**EXERCISE PROMPT**: The entries below should be quoted exactly, with no pictures carried over.

**DATASET EXTRACT**:
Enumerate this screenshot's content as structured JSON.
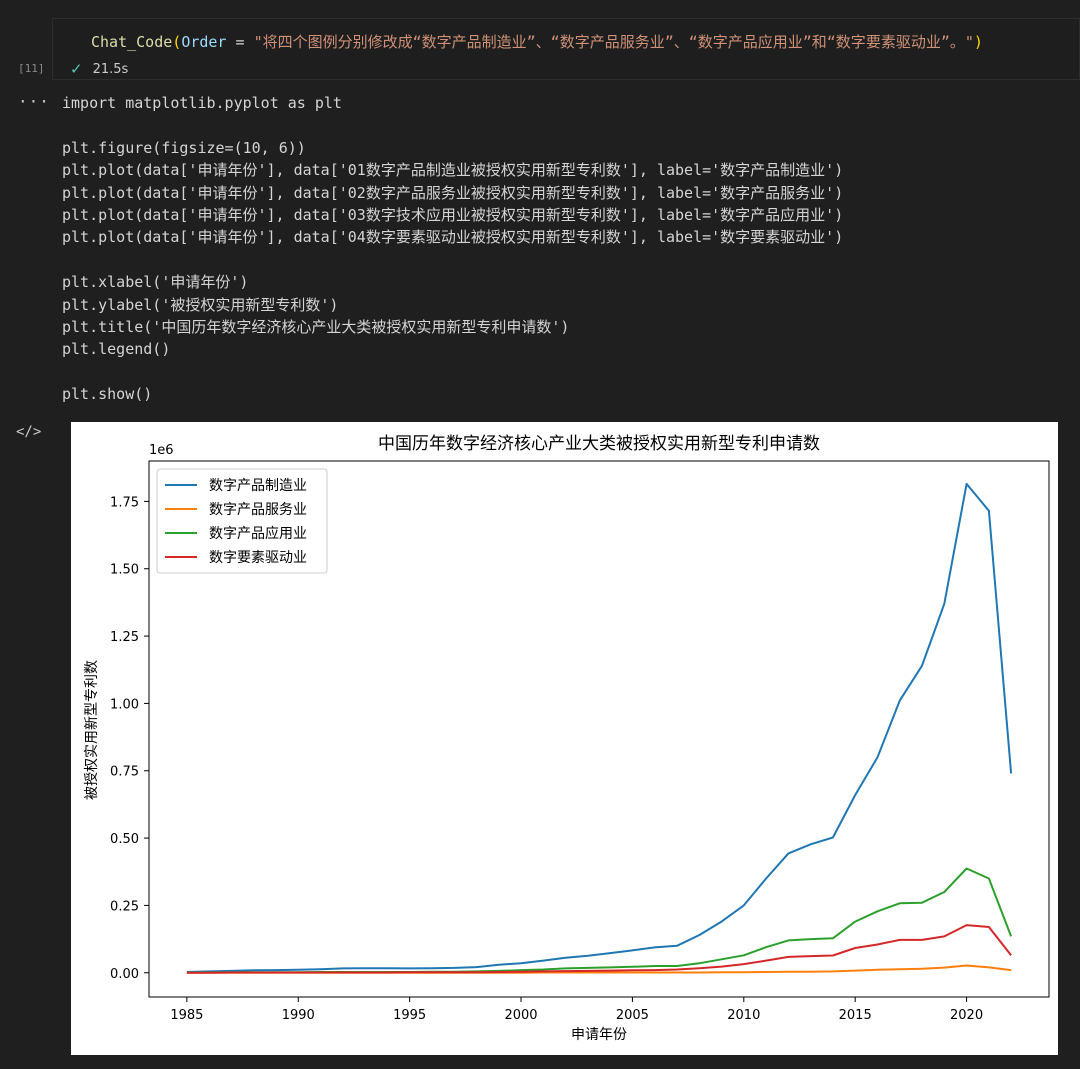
{
  "prompt_cell": {
    "fn": "Chat_Code",
    "param": "Order",
    "op": " = ",
    "string": "\"将四个图例分别修改成“数字产品制造业”、“数字产品服务业”、“数字产品应用业”和“数字要素驱动业”。\"",
    "exec_count": "[11]",
    "duration": "21.5s"
  },
  "code_lines": [
    "import matplotlib.pyplot as plt",
    "",
    "plt.figure(figsize=(10, 6))",
    "plt.plot(data['申请年份'], data['01数字产品制造业被授权实用新型专利数'], label='数字产品制造业')",
    "plt.plot(data['申请年份'], data['02数字产品服务业被授权实用新型专利数'], label='数字产品服务业')",
    "plt.plot(data['申请年份'], data['03数字技术应用业被授权实用新型专利数'], label='数字产品应用业')",
    "plt.plot(data['申请年份'], data['04数字要素驱动业被授权实用新型专利数'], label='数字要素驱动业')",
    "",
    "plt.xlabel('申请年份')",
    "plt.ylabel('被授权实用新型专利数')",
    "plt.title('中国历年数字经济核心产业大类被授权实用新型专利申请数')",
    "plt.legend()",
    "",
    "plt.show()"
  ],
  "chart_data": {
    "type": "line",
    "title": "中国历年数字经济核心产业大类被授权实用新型专利申请数",
    "xlabel": "申请年份",
    "ylabel": "被授权实用新型专利数",
    "offset_label": "1e6",
    "xlim": [
      1983.3,
      2023.7
    ],
    "ylim": [
      -0.09,
      1.9
    ],
    "xticks": [
      1985,
      1990,
      1995,
      2000,
      2005,
      2010,
      2015,
      2020
    ],
    "xtick_labels": [
      "1985",
      "1990",
      "1995",
      "2000",
      "2005",
      "2010",
      "2015",
      "2020"
    ],
    "yticks": [
      0,
      0.25,
      0.5,
      0.75,
      1.0,
      1.25,
      1.5,
      1.75
    ],
    "ytick_labels": [
      "0.00",
      "0.25",
      "0.50",
      "0.75",
      "1.00",
      "1.25",
      "1.50",
      "1.75"
    ],
    "legend_position": "upper-left",
    "x": [
      1985,
      1986,
      1987,
      1988,
      1989,
      1990,
      1991,
      1992,
      1993,
      1994,
      1995,
      1996,
      1997,
      1998,
      1999,
      2000,
      2001,
      2002,
      2003,
      2004,
      2005,
      2006,
      2007,
      2008,
      2009,
      2010,
      2011,
      2012,
      2013,
      2014,
      2015,
      2016,
      2017,
      2018,
      2019,
      2020,
      2021,
      2022
    ],
    "series": [
      {
        "name": "数字产品制造业",
        "color": "#1f77b4",
        "values": [
          0.003,
          0.005,
          0.007,
          0.009,
          0.01,
          0.011,
          0.013,
          0.016,
          0.017,
          0.017,
          0.016,
          0.017,
          0.018,
          0.021,
          0.03,
          0.035,
          0.045,
          0.056,
          0.063,
          0.073,
          0.083,
          0.094,
          0.1,
          0.14,
          0.19,
          0.25,
          0.35,
          0.443,
          0.477,
          0.502,
          0.66,
          0.8,
          1.01,
          1.14,
          1.37,
          1.815,
          1.715,
          0.74
        ]
      },
      {
        "name": "数字产品服务业",
        "color": "#ff7f0e",
        "values": [
          0.0,
          0.0,
          0.0,
          0.0,
          0.0,
          0.0,
          0.0,
          0.0,
          0.0,
          0.0,
          0.0,
          0.0,
          0.0,
          0.0,
          0.0,
          0.0,
          0.001,
          0.001,
          0.001,
          0.001,
          0.001,
          0.001,
          0.001,
          0.001,
          0.002,
          0.002,
          0.003,
          0.004,
          0.004,
          0.005,
          0.008,
          0.011,
          0.013,
          0.015,
          0.019,
          0.027,
          0.02,
          0.01
        ]
      },
      {
        "name": "数字产品应用业",
        "color": "#2ca02c",
        "values": [
          0.001,
          0.001,
          0.002,
          0.002,
          0.002,
          0.002,
          0.003,
          0.003,
          0.003,
          0.003,
          0.003,
          0.004,
          0.004,
          0.005,
          0.007,
          0.01,
          0.012,
          0.016,
          0.018,
          0.02,
          0.022,
          0.025,
          0.025,
          0.035,
          0.05,
          0.065,
          0.095,
          0.12,
          0.125,
          0.128,
          0.19,
          0.228,
          0.258,
          0.26,
          0.3,
          0.387,
          0.35,
          0.135
        ]
      },
      {
        "name": "数字要素驱动业",
        "color": "#d62728",
        "values": [
          0.0,
          0.0,
          0.001,
          0.001,
          0.001,
          0.001,
          0.001,
          0.001,
          0.001,
          0.001,
          0.002,
          0.002,
          0.002,
          0.002,
          0.003,
          0.004,
          0.005,
          0.006,
          0.007,
          0.008,
          0.009,
          0.01,
          0.012,
          0.017,
          0.023,
          0.032,
          0.045,
          0.059,
          0.062,
          0.064,
          0.092,
          0.105,
          0.122,
          0.122,
          0.135,
          0.177,
          0.17,
          0.065
        ]
      }
    ]
  }
}
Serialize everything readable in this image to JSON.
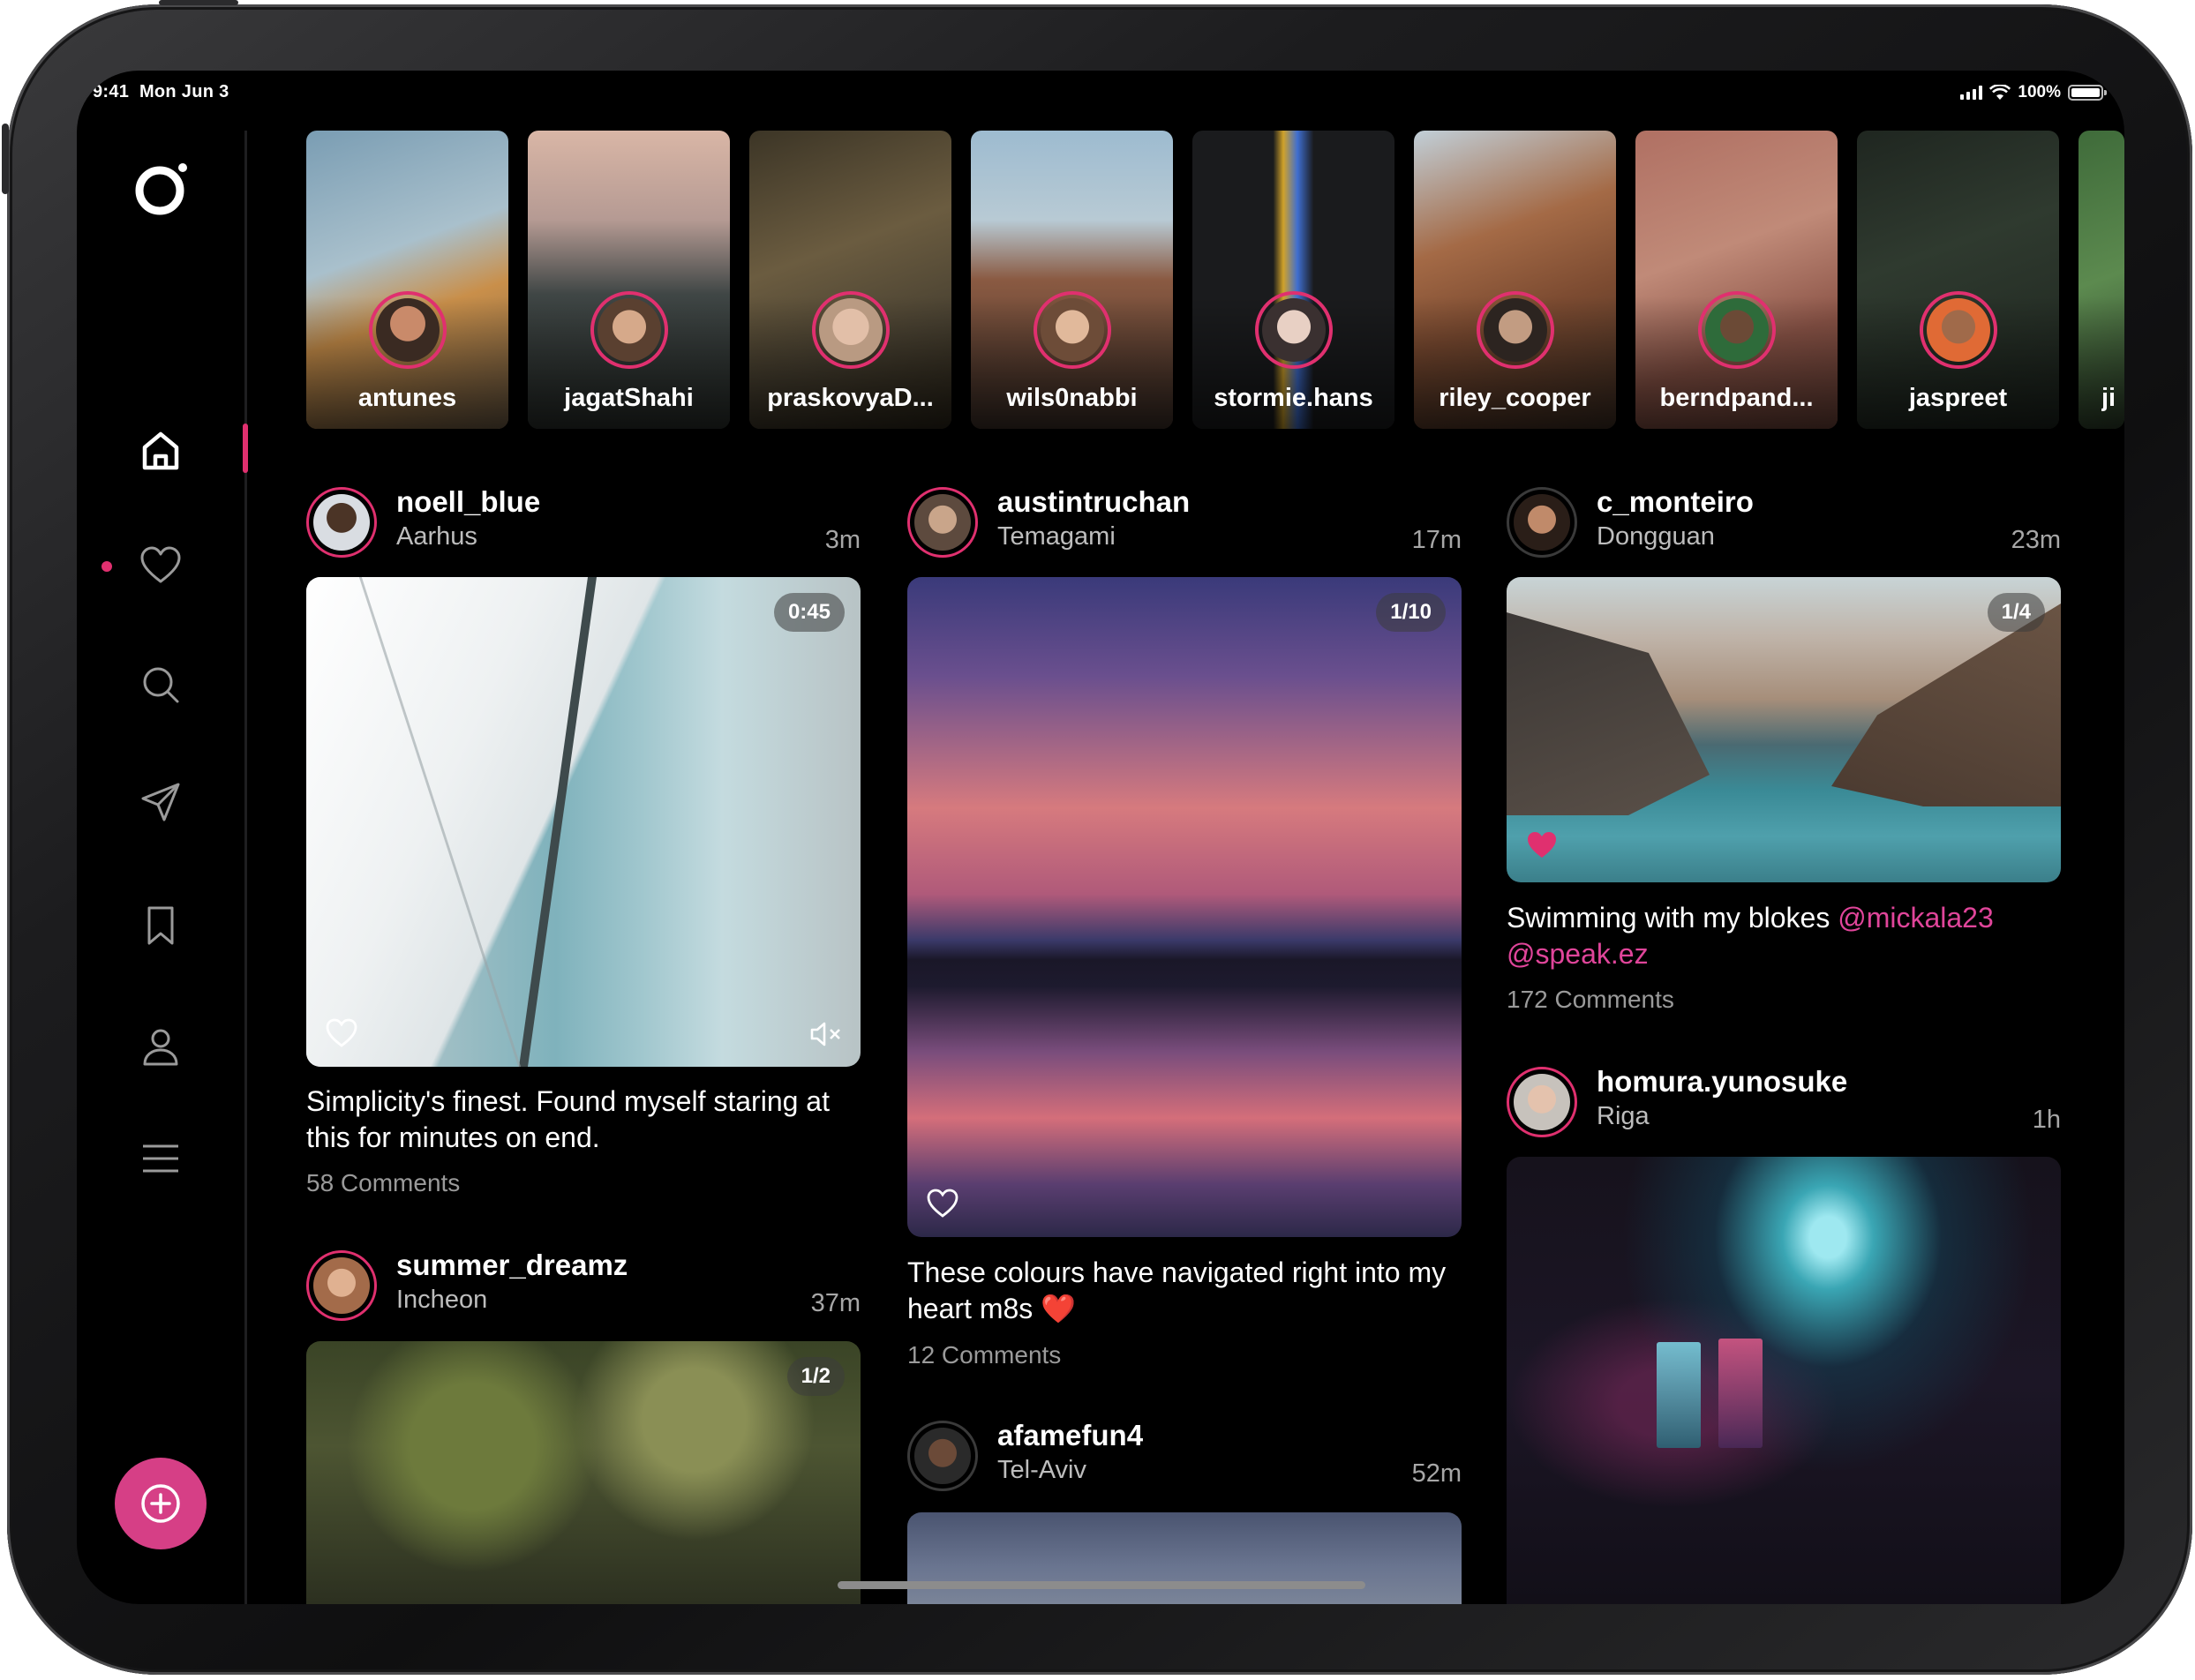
{
  "status_bar": {
    "time": "9:41",
    "date": "Mon Jun 3",
    "battery": "100%"
  },
  "sidebar": {
    "items": [
      {
        "icon": "home-icon",
        "label": "Home",
        "active": true
      },
      {
        "icon": "heart-icon",
        "label": "Activity",
        "has_notification": true
      },
      {
        "icon": "search-icon",
        "label": "Search"
      },
      {
        "icon": "send-icon",
        "label": "Messages"
      },
      {
        "icon": "bookmark-icon",
        "label": "Saved"
      },
      {
        "icon": "profile-icon",
        "label": "Profile"
      },
      {
        "icon": "menu-icon",
        "label": "Menu"
      }
    ],
    "fab_icon": "plus-circle-icon"
  },
  "stories": [
    {
      "name": "antunes"
    },
    {
      "name": "jagatShahi"
    },
    {
      "name": "praskovyaD..."
    },
    {
      "name": "wils0nabbi"
    },
    {
      "name": "stormie.hans"
    },
    {
      "name": "riley_cooper"
    },
    {
      "name": "berndpand..."
    },
    {
      "name": "jaspreet"
    },
    {
      "name": "ji"
    }
  ],
  "posts": {
    "noell": {
      "user": "noell_blue",
      "location": "Aarhus",
      "ago": "3m",
      "counter": "0:45",
      "caption": "Simplicity's finest. Found myself staring at this for minutes on end.",
      "comments": "58 Comments"
    },
    "summer": {
      "user": "summer_dreamz",
      "location": "Incheon",
      "ago": "37m",
      "counter": "1/2"
    },
    "austin": {
      "user": "austintruchan",
      "location": "Temagami",
      "ago": "17m",
      "counter": "1/10",
      "caption": "These colours have navigated right into my heart m8s",
      "emoji": "❤️",
      "comments": "12 Comments"
    },
    "afame": {
      "user": "afamefun4",
      "location": "Tel-Aviv",
      "ago": "52m"
    },
    "monteiro": {
      "user": "c_monteiro",
      "location": "Dongguan",
      "ago": "23m",
      "counter": "1/4",
      "caption": "Swimming with my blokes",
      "mention1": "@mickala23",
      "mention2": "@speak.ez",
      "comments": "172 Comments"
    },
    "homura": {
      "user": "homura.yunosuke",
      "location": "Riga",
      "ago": "1h"
    }
  },
  "colors": {
    "accent": "#e0306f",
    "fab": "#d63f86",
    "background": "#000000"
  }
}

**IN RESPONSE**:
Enumerate this screenshot's content as structured JSON.
{
  "prompt_cell": {
    "fn": "Chat_Code",
    "param": "Order",
    "op": " = ",
    "string": "\"将四个图例分别修改成“数字产品制造业”、“数字产品服务业”、“数字产品应用业”和“数字要素驱动业”。\"",
    "exec_count": "[11]",
    "duration": "21.5s"
  },
  "code_lines": [
    "import matplotlib.pyplot as plt",
    "",
    "plt.figure(figsize=(10, 6))",
    "plt.plot(data['申请年份'], data['01数字产品制造业被授权实用新型专利数'], label='数字产品制造业')",
    "plt.plot(data['申请年份'], data['02数字产品服务业被授权实用新型专利数'], label='数字产品服务业')",
    "plt.plot(data['申请年份'], data['03数字技术应用业被授权实用新型专利数'], label='数字产品应用业')",
    "plt.plot(data['申请年份'], data['04数字要素驱动业被授权实用新型专利数'], label='数字要素驱动业')",
    "",
    "plt.xlabel('申请年份')",
    "plt.ylabel('被授权实用新型专利数')",
    "plt.title('中国历年数字经济核心产业大类被授权实用新型专利申请数')",
    "plt.legend()",
    "",
    "plt.show()"
  ],
  "chart_data": {
    "type": "line",
    "title": "中国历年数字经济核心产业大类被授权实用新型专利申请数",
    "xlabel": "申请年份",
    "ylabel": "被授权实用新型专利数",
    "offset_label": "1e6",
    "xlim": [
      1983.3,
      2023.7
    ],
    "ylim": [
      -0.09,
      1.9
    ],
    "xticks": [
      1985,
      1990,
      1995,
      2000,
      2005,
      2010,
      2015,
      2020
    ],
    "xtick_labels": [
      "1985",
      "1990",
      "1995",
      "2000",
      "2005",
      "2010",
      "2015",
      "2020"
    ],
    "yticks": [
      0,
      0.25,
      0.5,
      0.75,
      1.0,
      1.25,
      1.5,
      1.75
    ],
    "ytick_labels": [
      "0.00",
      "0.25",
      "0.50",
      "0.75",
      "1.00",
      "1.25",
      "1.50",
      "1.75"
    ],
    "legend_position": "upper-left",
    "x": [
      1985,
      1986,
      1987,
      1988,
      1989,
      1990,
      1991,
      1992,
      1993,
      1994,
      1995,
      1996,
      1997,
      1998,
      1999,
      2000,
      2001,
      2002,
      2003,
      2004,
      2005,
      2006,
      2007,
      2008,
      2009,
      2010,
      2011,
      2012,
      2013,
      2014,
      2015,
      2016,
      2017,
      2018,
      2019,
      2020,
      2021,
      2022
    ],
    "series": [
      {
        "name": "数字产品制造业",
        "color": "#1f77b4",
        "values": [
          0.003,
          0.005,
          0.007,
          0.009,
          0.01,
          0.011,
          0.013,
          0.016,
          0.017,
          0.017,
          0.016,
          0.017,
          0.018,
          0.021,
          0.03,
          0.035,
          0.045,
          0.056,
          0.063,
          0.073,
          0.083,
          0.094,
          0.1,
          0.14,
          0.19,
          0.25,
          0.35,
          0.443,
          0.477,
          0.502,
          0.66,
          0.8,
          1.01,
          1.14,
          1.37,
          1.815,
          1.715,
          0.74
        ]
      },
      {
        "name": "数字产品服务业",
        "color": "#ff7f0e",
        "values": [
          0.0,
          0.0,
          0.0,
          0.0,
          0.0,
          0.0,
          0.0,
          0.0,
          0.0,
          0.0,
          0.0,
          0.0,
          0.0,
          0.0,
          0.0,
          0.0,
          0.001,
          0.001,
          0.001,
          0.001,
          0.001,
          0.001,
          0.001,
          0.001,
          0.002,
          0.002,
          0.003,
          0.004,
          0.004,
          0.005,
          0.008,
          0.011,
          0.013,
          0.015,
          0.019,
          0.027,
          0.02,
          0.01
        ]
      },
      {
        "name": "数字产品应用业",
        "color": "#2ca02c",
        "values": [
          0.001,
          0.001,
          0.002,
          0.002,
          0.002,
          0.002,
          0.003,
          0.003,
          0.003,
          0.003,
          0.003,
          0.004,
          0.004,
          0.005,
          0.007,
          0.01,
          0.012,
          0.016,
          0.018,
          0.02,
          0.022,
          0.025,
          0.025,
          0.035,
          0.05,
          0.065,
          0.095,
          0.12,
          0.125,
          0.128,
          0.19,
          0.228,
          0.258,
          0.26,
          0.3,
          0.387,
          0.35,
          0.135
        ]
      },
      {
        "name": "数字要素驱动业",
        "color": "#d62728",
        "values": [
          0.0,
          0.0,
          0.001,
          0.001,
          0.001,
          0.001,
          0.001,
          0.001,
          0.001,
          0.001,
          0.002,
          0.002,
          0.002,
          0.002,
          0.003,
          0.004,
          0.005,
          0.006,
          0.007,
          0.008,
          0.009,
          0.01,
          0.012,
          0.017,
          0.023,
          0.032,
          0.045,
          0.059,
          0.062,
          0.064,
          0.092,
          0.105,
          0.122,
          0.122,
          0.135,
          0.177,
          0.17,
          0.065
        ]
      }
    ]
  }
}
Serialize everything readable in this image to JSON.
{
  "status_bar": {
    "time": "9:41",
    "date": "Mon Jun 3",
    "battery": "100%"
  },
  "sidebar": {
    "items": [
      {
        "icon": "home-icon",
        "label": "Home",
        "active": true
      },
      {
        "icon": "heart-icon",
        "label": "Activity",
        "has_notification": true
      },
      {
        "icon": "search-icon",
        "label": "Search"
      },
      {
        "icon": "send-icon",
        "label": "Messages"
      },
      {
        "icon": "bookmark-icon",
        "label": "Saved"
      },
      {
        "icon": "profile-icon",
        "label": "Profile"
      },
      {
        "icon": "menu-icon",
        "label": "Menu"
      }
    ],
    "fab_icon": "plus-circle-icon"
  },
  "stories": [
    {
      "name": "antunes"
    },
    {
      "name": "jagatShahi"
    },
    {
      "name": "praskovyaD..."
    },
    {
      "name": "wils0nabbi"
    },
    {
      "name": "stormie.hans"
    },
    {
      "name": "riley_cooper"
    },
    {
      "name": "berndpand..."
    },
    {
      "name": "jaspreet"
    },
    {
      "name": "ji"
    }
  ],
  "posts": {
    "noell": {
      "user": "noell_blue",
      "location": "Aarhus",
      "ago": "3m",
      "counter": "0:45",
      "caption": "Simplicity's finest. Found myself staring at this for minutes on end.",
      "comments": "58 Comments"
    },
    "summer": {
      "user": "summer_dreamz",
      "location": "Incheon",
      "ago": "37m",
      "counter": "1/2"
    },
    "austin": {
      "user": "austintruchan",
      "location": "Temagami",
      "ago": "17m",
      "counter": "1/10",
      "caption": "These colours have navigated right into my heart m8s",
      "emoji": "❤️",
      "comments": "12 Comments"
    },
    "afame": {
      "user": "afamefun4",
      "location": "Tel-Aviv",
      "ago": "52m"
    },
    "monteiro": {
      "user": "c_monteiro",
      "location": "Dongguan",
      "ago": "23m",
      "counter": "1/4",
      "caption": "Swimming with my blokes",
      "mention1": "@mickala23",
      "mention2": "@speak.ez",
      "comments": "172 Comments"
    },
    "homura": {
      "user": "homura.yunosuke",
      "location": "Riga",
      "ago": "1h"
    }
  },
  "colors": {
    "accent": "#e0306f",
    "fab": "#d63f86",
    "background": "#000000"
  }
}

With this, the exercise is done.